Repeat the listing exactly as given, omitting every image.

══════════

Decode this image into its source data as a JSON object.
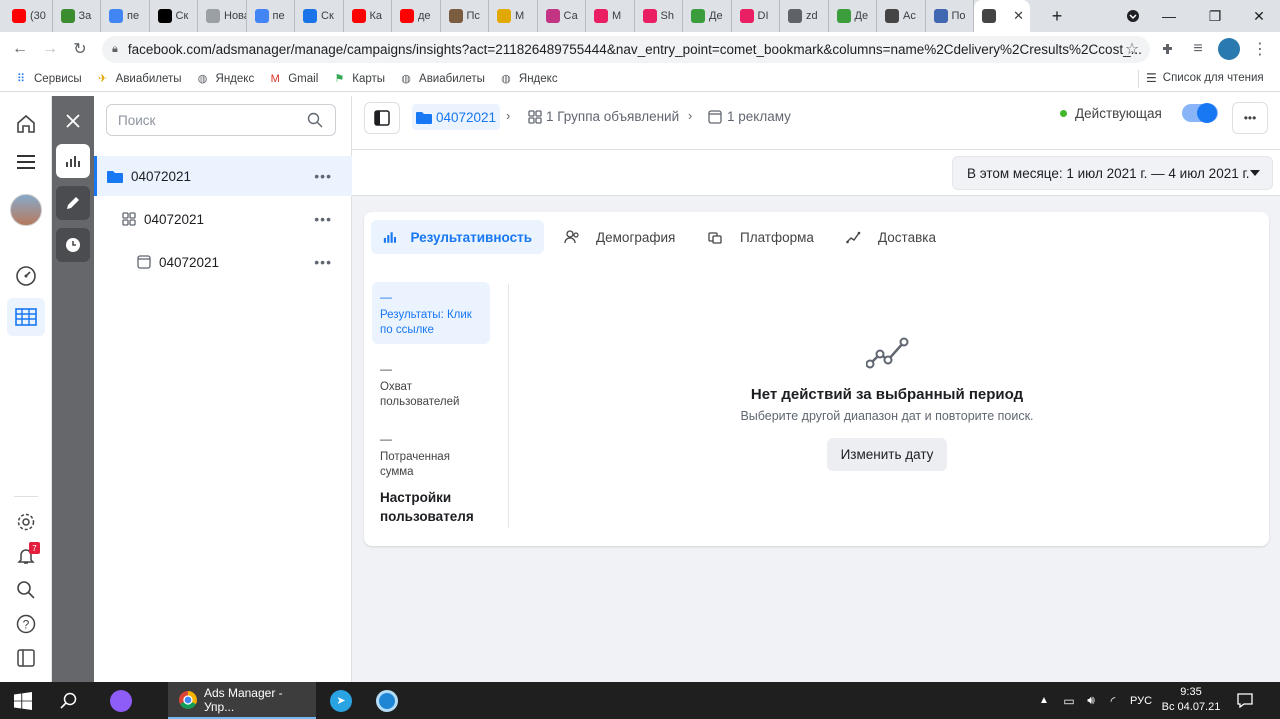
{
  "browser": {
    "tabs": [
      {
        "label": "(30",
        "icon": "youtube-icon",
        "color": "#ff0000"
      },
      {
        "label": "За",
        "icon": "shield-icon",
        "color": "#3c8d2f"
      },
      {
        "label": "пе",
        "icon": "google-icon",
        "color": "#4285f4"
      },
      {
        "label": "Cк",
        "icon": "play-icon",
        "color": "#000000"
      },
      {
        "label": "Новая",
        "icon": "page-icon",
        "color": "#9aa0a6"
      },
      {
        "label": "пе",
        "icon": "google-icon",
        "color": "#4285f4"
      },
      {
        "label": "Ск",
        "icon": "download-icon",
        "color": "#1a73e8"
      },
      {
        "label": "Ка",
        "icon": "youtube-icon",
        "color": "#ff0000"
      },
      {
        "label": "де",
        "icon": "youtube-icon",
        "color": "#ff0000"
      },
      {
        "label": "Пс",
        "icon": "person-icon",
        "color": "#7a5c3e"
      },
      {
        "label": "М",
        "icon": "sun-icon",
        "color": "#e0a800"
      },
      {
        "label": "Са",
        "icon": "instagram-icon",
        "color": "#c13584"
      },
      {
        "label": "М",
        "icon": "chat-icon",
        "color": "#e91e63"
      },
      {
        "label": "Sh",
        "icon": "star-icon",
        "color": "#e91e63"
      },
      {
        "label": "Де",
        "icon": "hd-icon",
        "color": "#3c9d3c"
      },
      {
        "label": "DI",
        "icon": "chat-icon",
        "color": "#e91e63"
      },
      {
        "label": "zd",
        "icon": "globe-icon",
        "color": "#5f6368"
      },
      {
        "label": "Де",
        "icon": "hd-icon",
        "color": "#3c9d3c"
      },
      {
        "label": "Ас",
        "icon": "ads-icon",
        "color": "#444444"
      },
      {
        "label": "По",
        "icon": "fb-icon",
        "color": "#4267b2"
      },
      {
        "label": "",
        "icon": "ads-icon",
        "color": "#444444",
        "active": true
      }
    ],
    "url": "facebook.com/adsmanager/manage/campaigns/insights?act=211826489755444&nav_entry_point=comet_bookmark&columns=name%2Cdelivery%2Cresults%2Ccost_...",
    "bookmarks": [
      {
        "label": "Сервисы",
        "icon": "apps-icon"
      },
      {
        "label": "Авиабилеты",
        "icon": "plane-icon"
      },
      {
        "label": "Яндекс",
        "icon": "globe-icon"
      },
      {
        "label": "Gmail",
        "icon": "gmail-icon"
      },
      {
        "label": "Карты",
        "icon": "maps-icon"
      },
      {
        "label": "Авиабилеты",
        "icon": "globe-icon"
      },
      {
        "label": "Яндекс",
        "icon": "globe-icon"
      }
    ],
    "reading_list": "Список для чтения"
  },
  "tree": {
    "search_placeholder": "Поиск",
    "campaign": "04072021",
    "adset": "04072021",
    "ad": "04072021"
  },
  "topbar": {
    "campaign": "04072021",
    "adset": "1 Группа объявлений",
    "ad": "1 рекламу",
    "status": "Действующая",
    "status_color": "#42b72a"
  },
  "date_range": "В этом месяце: 1 июл 2021 г. — 4 июл 2021 г.",
  "insights": {
    "tabs": [
      "Результативность",
      "Демография",
      "Платформа",
      "Доставка"
    ],
    "metrics": [
      {
        "value": "—",
        "label": "Результаты: Клик по ссылке"
      },
      {
        "value": "—",
        "label": "Охват пользователей"
      },
      {
        "value": "—",
        "label": "Потраченная сумма"
      }
    ],
    "user_settings": "Настройки пользователя",
    "empty_title": "Нет действий за выбранный период",
    "empty_subtitle": "Выберите другой диапазон дат и повторите поиск.",
    "change_date": "Изменить дату"
  },
  "notifications_count": "7",
  "taskbar": {
    "app_label": "Ads Manager - Упр...",
    "lang": "РУС",
    "time": "9:35",
    "date": "Вс 04.07.21"
  },
  "accent_color": "#1877f2"
}
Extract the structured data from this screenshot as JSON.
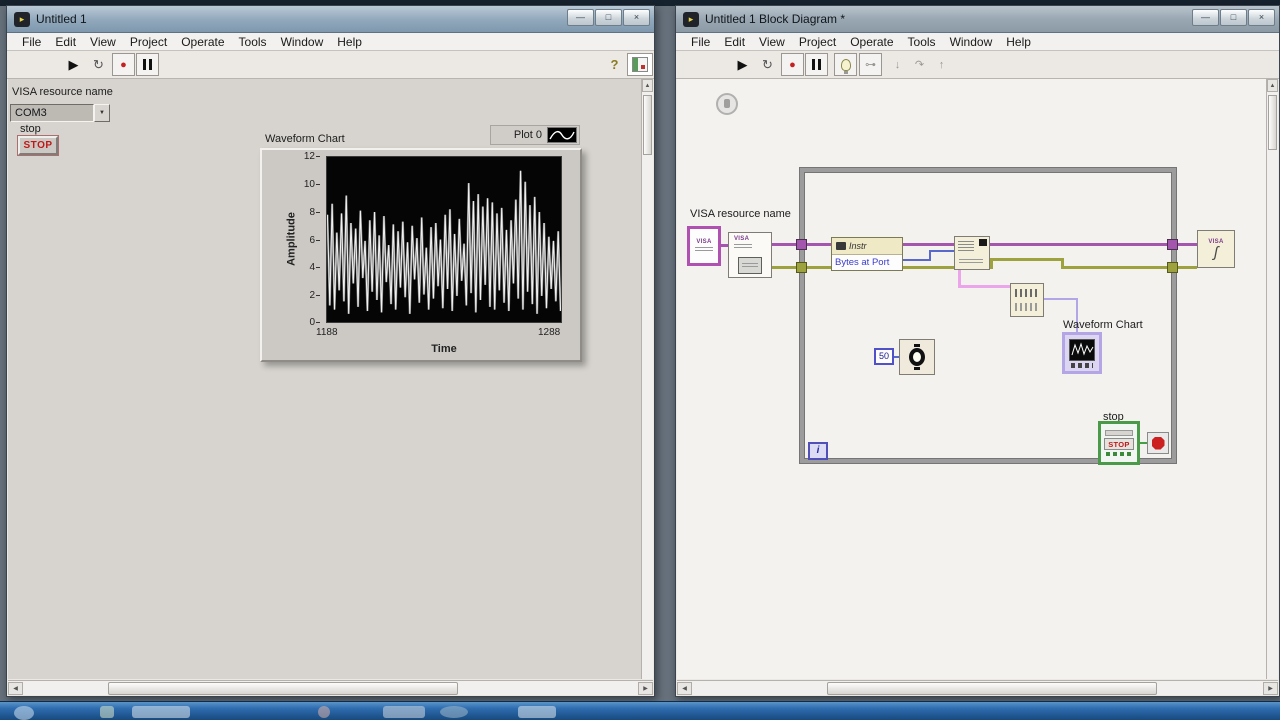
{
  "menus": [
    "File",
    "Edit",
    "View",
    "Project",
    "Operate",
    "Tools",
    "Window",
    "Help"
  ],
  "glyphs": {
    "lv_logo": "▸",
    "run": "▶",
    "run_continuous": "↻",
    "abort": "●",
    "help": "?",
    "dropdown": "▼",
    "scroll_left": "◀",
    "scroll_right": "▶",
    "scroll_up": "▲",
    "minimize": "—",
    "maximize": "□",
    "close": "×",
    "step_a": "↓",
    "step_b": "↷",
    "step_c": "↑",
    "retain": "⊶",
    "visa_close_glyph": "ʃ"
  },
  "front_panel": {
    "window_title": "Untitled 1",
    "visa_label": "VISA resource name",
    "visa_value": "COM3",
    "stop_label": "stop",
    "stop_button_text": "STOP",
    "chart": {
      "title": "Waveform Chart",
      "legend_label": "Plot 0",
      "y_axis_label": "Amplitude",
      "x_axis_label": "Time",
      "y_ticks": [
        "12",
        "10",
        "8",
        "6",
        "4",
        "2",
        "0"
      ],
      "x_tick_left": "1188",
      "x_tick_right": "1288"
    }
  },
  "block_diagram": {
    "window_title": "Untitled 1 Block Diagram *",
    "visa_constant_label": "VISA resource name",
    "visa_constant_text": "VISA",
    "visa_config_text": "VISA",
    "property_node_header": "Instr",
    "property_node_item": "Bytes at Port",
    "wait_constant": "50",
    "chart_terminal_label": "Waveform Chart",
    "stop_label": "stop",
    "stop_button_text": "STOP",
    "iteration_text": "i",
    "visa_close_text": "VISA"
  },
  "colors": {
    "visa_wire": "#a455ae",
    "error_wire": "#9da23e",
    "string_wire": "#eba6eb",
    "numeric_wire": "#b2a6e6",
    "integer_wire": "#5868cc",
    "boolean_wire": "#44a044",
    "stop_red": "#c01818",
    "boolean_green": "#4a9a4a",
    "plot_background": "#000000",
    "trace": "#ffffff"
  },
  "chart_data": {
    "type": "line",
    "title": "Waveform Chart",
    "xlabel": "Time",
    "ylabel": "Amplitude",
    "xlim": [
      1188,
      1288
    ],
    "ylim": [
      0,
      12
    ],
    "y_ticks": [
      0,
      2,
      4,
      6,
      8,
      10,
      12
    ],
    "grid": false,
    "legend_position": "top-right",
    "plot_background": "#000000",
    "series": [
      {
        "name": "Plot 0",
        "color": "#ffffff",
        "values": [
          7.8,
          1.2,
          8.6,
          0.9,
          6.5,
          2.3,
          7.9,
          1.5,
          9.2,
          0.6,
          7.2,
          2.8,
          6.8,
          1.1,
          8.1,
          3.2,
          5.9,
          0.8,
          7.4,
          2.2,
          8.0,
          1.6,
          6.3,
          0.7,
          7.7,
          2.9,
          5.6,
          1.3,
          7.1,
          0.9,
          6.6,
          2.5,
          7.3,
          1.8,
          5.8,
          0.6,
          7.0,
          3.1,
          6.1,
          1.4,
          7.6,
          2.0,
          5.4,
          0.9,
          6.9,
          1.7,
          7.2,
          2.6,
          6.0,
          1.0,
          7.8,
          2.4,
          8.2,
          0.8,
          6.4,
          1.9,
          7.5,
          3.0,
          5.7,
          1.2,
          10.1,
          2.1,
          8.8,
          0.7,
          9.3,
          1.6,
          8.4,
          2.7,
          9.0,
          1.1,
          8.7,
          0.9,
          7.9,
          2.3,
          8.3,
          1.4,
          6.7,
          0.8,
          7.4,
          2.8,
          8.9,
          1.7,
          11.0,
          0.9,
          10.2,
          2.2,
          8.5,
          1.3,
          9.1,
          0.6,
          8.0,
          1.9,
          7.2,
          1.0,
          6.2,
          2.4,
          5.9,
          1.5,
          6.6,
          0.8
        ]
      }
    ]
  }
}
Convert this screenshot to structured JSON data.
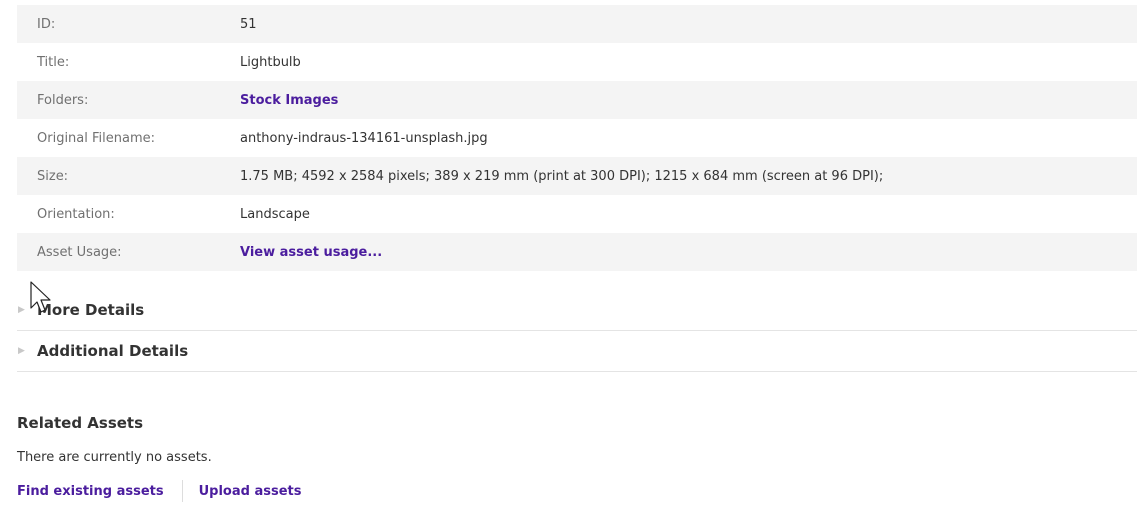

══════════

**TASK ANSWER**
Decode this image into its source data as a JSON object.
{
  "browser": {
    "tabs": [
      {
        "label": "(30",
        "icon": "youtube-icon",
        "color": "#ff0000"
      },
      {
        "label": "За",
        "icon": "shield-icon",
        "color": "#3c8d2f"
      },
      {
        "label": "пе",
        "icon": "google-icon",
        "color": "#4285f4"
      },
      {
        "label": "Cк",
        "icon": "play-icon",
        "color": "#000000"
      },
      {
        "label": "Новая",
        "icon": "page-icon",
        "color": "#9aa0a6"
      },
      {
        "label": "пе",
        "icon": "google-icon",
        "color": "#4285f4"
      },
      {
        "label": "Ск",
        "icon": "download-icon",
        "color": "#1a73e8"
      },
      {
        "label": "Ка",
        "icon": "youtube-icon",
        "color": "#ff0000"
      },
      {
        "label": "де",
        "icon": "youtube-icon",
        "color": "#ff0000"
      },
      {
        "label": "Пс",
        "icon": "person-icon",
        "color": "#7a5c3e"
      },
      {
        "label": "М",
        "icon": "sun-icon",
        "color": "#e0a800"
      },
      {
        "label": "Са",
        "icon": "instagram-icon",
        "color": "#c13584"
      },
      {
        "label": "М",
        "icon": "chat-icon",
        "color": "#e91e63"
      },
      {
        "label": "Sh",
        "icon": "star-icon",
        "color": "#e91e63"
      },
      {
        "label": "Де",
        "icon": "hd-icon",
        "color": "#3c9d3c"
      },
      {
        "label": "DI",
        "icon": "chat-icon",
        "color": "#e91e63"
      },
      {
        "label": "zd",
        "icon": "globe-icon",
        "color": "#5f6368"
      },
      {
        "label": "Де",
        "icon": "hd-icon",
        "color": "#3c9d3c"
      },
      {
        "label": "Ас",
        "icon": "ads-icon",
        "color": "#444444"
      },
      {
        "label": "По",
        "icon": "fb-icon",
        "color": "#4267b2"
      },
      {
        "label": "",
        "icon": "ads-icon",
        "color": "#444444",
        "active": true
      }
    ],
    "url": "facebook.com/adsmanager/manage/campaigns/insights?act=211826489755444&nav_entry_point=comet_bookmark&columns=name%2Cdelivery%2Cresults%2Ccost_...",
    "bookmarks": [
      {
        "label": "Сервисы",
        "icon": "apps-icon"
      },
      {
        "label": "Авиабилеты",
        "icon": "plane-icon"
      },
      {
        "label": "Яндекс",
        "icon": "globe-icon"
      },
      {
        "label": "Gmail",
        "icon": "gmail-icon"
      },
      {
        "label": "Карты",
        "icon": "maps-icon"
      },
      {
        "label": "Авиабилеты",
        "icon": "globe-icon"
      },
      {
        "label": "Яндекс",
        "icon": "globe-icon"
      }
    ],
    "reading_list": "Список для чтения"
  },
  "tree": {
    "search_placeholder": "Поиск",
    "campaign": "04072021",
    "adset": "04072021",
    "ad": "04072021"
  },
  "topbar": {
    "campaign": "04072021",
    "adset": "1 Группа объявлений",
    "ad": "1 рекламу",
    "status": "Действующая",
    "status_color": "#42b72a"
  },
  "date_range": "В этом месяце: 1 июл 2021 г. — 4 июл 2021 г.",
  "insights": {
    "tabs": [
      "Результативность",
      "Демография",
      "Платформа",
      "Доставка"
    ],
    "metrics": [
      {
        "value": "—",
        "label": "Результаты: Клик по ссылке"
      },
      {
        "value": "—",
        "label": "Охват пользователей"
      },
      {
        "value": "—",
        "label": "Потраченная сумма"
      }
    ],
    "user_settings": "Настройки пользователя",
    "empty_title": "Нет действий за выбранный период",
    "empty_subtitle": "Выберите другой диапазон дат и повторите поиск.",
    "change_date": "Изменить дату"
  },
  "notifications_count": "7",
  "taskbar": {
    "app_label": "Ads Manager - Упр...",
    "lang": "РУС",
    "time": "9:35",
    "date": "Вс 04.07.21"
  },
  "accent_color": "#1877f2"
}
Extract the structured data from this screenshot as JSON.
{
  "menus": [
    "File",
    "Edit",
    "View",
    "Project",
    "Operate",
    "Tools",
    "Window",
    "Help"
  ],
  "glyphs": {
    "lv_logo": "▸",
    "run": "▶",
    "run_continuous": "↻",
    "abort": "●",
    "help": "?",
    "dropdown": "▼",
    "scroll_left": "◀",
    "scroll_right": "▶",
    "scroll_up": "▲",
    "minimize": "—",
    "maximize": "□",
    "close": "×",
    "step_a": "↓",
    "step_b": "↷",
    "step_c": "↑",
    "retain": "⊶",
    "visa_close_glyph": "ʃ"
  },
  "front_panel": {
    "window_title": "Untitled 1",
    "visa_label": "VISA resource name",
    "visa_value": "COM3",
    "stop_label": "stop",
    "stop_button_text": "STOP",
    "chart": {
      "title": "Waveform Chart",
      "legend_label": "Plot 0",
      "y_axis_label": "Amplitude",
      "x_axis_label": "Time",
      "y_ticks": [
        "12",
        "10",
        "8",
        "6",
        "4",
        "2",
        "0"
      ],
      "x_tick_left": "1188",
      "x_tick_right": "1288"
    }
  },
  "block_diagram": {
    "window_title": "Untitled 1 Block Diagram *",
    "visa_constant_label": "VISA resource name",
    "visa_constant_text": "VISA",
    "visa_config_text": "VISA",
    "property_node_header": "Instr",
    "property_node_item": "Bytes at Port",
    "wait_constant": "50",
    "chart_terminal_label": "Waveform Chart",
    "stop_label": "stop",
    "stop_button_text": "STOP",
    "iteration_text": "i",
    "visa_close_text": "VISA"
  },
  "colors": {
    "visa_wire": "#a455ae",
    "error_wire": "#9da23e",
    "string_wire": "#eba6eb",
    "numeric_wire": "#b2a6e6",
    "integer_wire": "#5868cc",
    "boolean_wire": "#44a044",
    "stop_red": "#c01818",
    "boolean_green": "#4a9a4a",
    "plot_background": "#000000",
    "trace": "#ffffff"
  },
  "chart_data": {
    "type": "line",
    "title": "Waveform Chart",
    "xlabel": "Time",
    "ylabel": "Amplitude",
    "xlim": [
      1188,
      1288
    ],
    "ylim": [
      0,
      12
    ],
    "y_ticks": [
      0,
      2,
      4,
      6,
      8,
      10,
      12
    ],
    "grid": false,
    "legend_position": "top-right",
    "plot_background": "#000000",
    "series": [
      {
        "name": "Plot 0",
        "color": "#ffffff",
        "values": [
          7.8,
          1.2,
          8.6,
          0.9,
          6.5,
          2.3,
          7.9,
          1.5,
          9.2,
          0.6,
          7.2,
          2.8,
          6.8,
          1.1,
          8.1,
          3.2,
          5.9,
          0.8,
          7.4,
          2.2,
          8.0,
          1.6,
          6.3,
          0.7,
          7.7,
          2.9,
          5.6,
          1.3,
          7.1,
          0.9,
          6.6,
          2.5,
          7.3,
          1.8,
          5.8,
          0.6,
          7.0,
          3.1,
          6.1,
          1.4,
          7.6,
          2.0,
          5.4,
          0.9,
          6.9,
          1.7,
          7.2,
          2.6,
          6.0,
          1.0,
          7.8,
          2.4,
          8.2,
          0.8,
          6.4,
          1.9,
          7.5,
          3.0,
          5.7,
          1.2,
          10.1,
          2.1,
          8.8,
          0.7,
          9.3,
          1.6,
          8.4,
          2.7,
          9.0,
          1.1,
          8.7,
          0.9,
          7.9,
          2.3,
          8.3,
          1.4,
          6.7,
          0.8,
          7.4,
          2.8,
          8.9,
          1.7,
          11.0,
          0.9,
          10.2,
          2.2,
          8.5,
          1.3,
          9.1,
          0.6,
          8.0,
          1.9,
          7.2,
          1.0,
          6.2,
          2.4,
          5.9,
          1.5,
          6.6,
          0.8
        ]
      }
    ]
  }
}
Convert this screenshot to structured JSON data.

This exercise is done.